Try it: Retype all of the records precisely.

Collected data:
------------------------------------
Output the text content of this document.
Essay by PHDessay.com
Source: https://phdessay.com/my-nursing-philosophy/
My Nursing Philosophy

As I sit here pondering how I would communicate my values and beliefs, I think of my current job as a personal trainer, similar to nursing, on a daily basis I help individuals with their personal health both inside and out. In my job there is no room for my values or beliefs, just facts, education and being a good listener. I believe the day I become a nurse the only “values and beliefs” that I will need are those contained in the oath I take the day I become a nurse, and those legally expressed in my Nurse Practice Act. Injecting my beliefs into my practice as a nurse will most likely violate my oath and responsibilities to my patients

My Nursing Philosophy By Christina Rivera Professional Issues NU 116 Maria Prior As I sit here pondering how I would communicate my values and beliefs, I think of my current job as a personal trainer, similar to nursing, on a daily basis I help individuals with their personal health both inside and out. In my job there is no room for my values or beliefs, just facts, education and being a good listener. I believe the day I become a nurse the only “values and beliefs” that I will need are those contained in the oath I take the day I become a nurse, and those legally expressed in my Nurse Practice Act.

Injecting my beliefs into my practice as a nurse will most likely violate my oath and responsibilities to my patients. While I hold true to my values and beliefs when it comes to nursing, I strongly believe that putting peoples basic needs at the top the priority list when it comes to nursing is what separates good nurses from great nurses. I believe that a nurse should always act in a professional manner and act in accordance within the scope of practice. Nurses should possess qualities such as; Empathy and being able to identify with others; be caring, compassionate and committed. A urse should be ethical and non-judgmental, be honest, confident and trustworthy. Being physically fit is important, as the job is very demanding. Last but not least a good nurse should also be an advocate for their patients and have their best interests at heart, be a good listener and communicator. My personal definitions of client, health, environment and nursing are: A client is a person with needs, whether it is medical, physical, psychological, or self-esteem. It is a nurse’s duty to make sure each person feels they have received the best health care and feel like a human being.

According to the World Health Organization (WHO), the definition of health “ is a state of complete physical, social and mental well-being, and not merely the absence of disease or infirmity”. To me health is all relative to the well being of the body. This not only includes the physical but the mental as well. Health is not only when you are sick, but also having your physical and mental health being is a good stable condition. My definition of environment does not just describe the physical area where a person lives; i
------------------------------------
Result of this task:
Output the text content of this document.
Essay by PHDessay.com
Source: https://phdessay.com/my-nursing-philosophy/
My Nursing Philosophy

As I sit here pondering how I would communicate my values and beliefs, I think of my current job as a personal trainer, similar to nursing, on a daily basis I help individuals with their personal health both inside and out. In my job there is no room for my values or beliefs, just facts, education and being a good listener. I believe the day I become a nurse the only “values and beliefs” that I will need are those contained in the oath I take the day I become a nurse, and those legally expressed in my Nurse Practice Act. Injecting my beliefs into my practice as a nurse will most likely violate my oath and responsibilities to my patients

My Nursing Philosophy By Christina Rivera Professional Issues NU 116 Maria Prior As I sit here pondering how I would communicate my values and beliefs, I think of my current job as a personal trainer, similar to nursing, on a daily basis I help individuals with their personal health both inside and out. In my job there is no room for my values or beliefs, just facts, education and being a good listener. I believe the day I become a nurse the only “values and beliefs” that I will need are those contained in the oath I take the day I become a nurse, and those legally expressed in my Nurse Practice Act.

Injecting my beliefs into my practice as a nurse will most likely violate my oath and responsibilities to my patients. While I hold true to my values and beliefs when it comes to nursing, I strongly believe that putting peoples basic needs at the top the priority list when it comes to nursing is what separates good nurses from great nurses. I believe that a nurse should always act in a professional manner and act in accordance within the scope of practice. Nurses should possess qualities such as; Empathy and being able to identify with others; be caring, compassionate and committed. A urse should be ethical and non-judgmental, be honest, confident and trustworthy. Being physically fit is important, as the job is very demanding. Last but not least a good nurse should also be an advocate for their patients and have their best interests at heart, be a good listener and communicator. My personal definitions of client, health, environment and nursing are: A client is a person with needs, whether it is medical, physical, psychological, or self-esteem. It is a nurse’s duty to make sure each person feels they have received the best health care and feel like a human being.

According to the World Health Organization (WHO), the definition of health “ is a state of complete physical, social and mental well-being, and not merely the absence of disease or infirmity”. To me health is all relative to the well being of the body. This not only includes the physical but the mental as well. Health is not only when you are sick, but also having your physical and mental health being is a good stable condition. My definition of environment does not just describe the physical area where a person lives; i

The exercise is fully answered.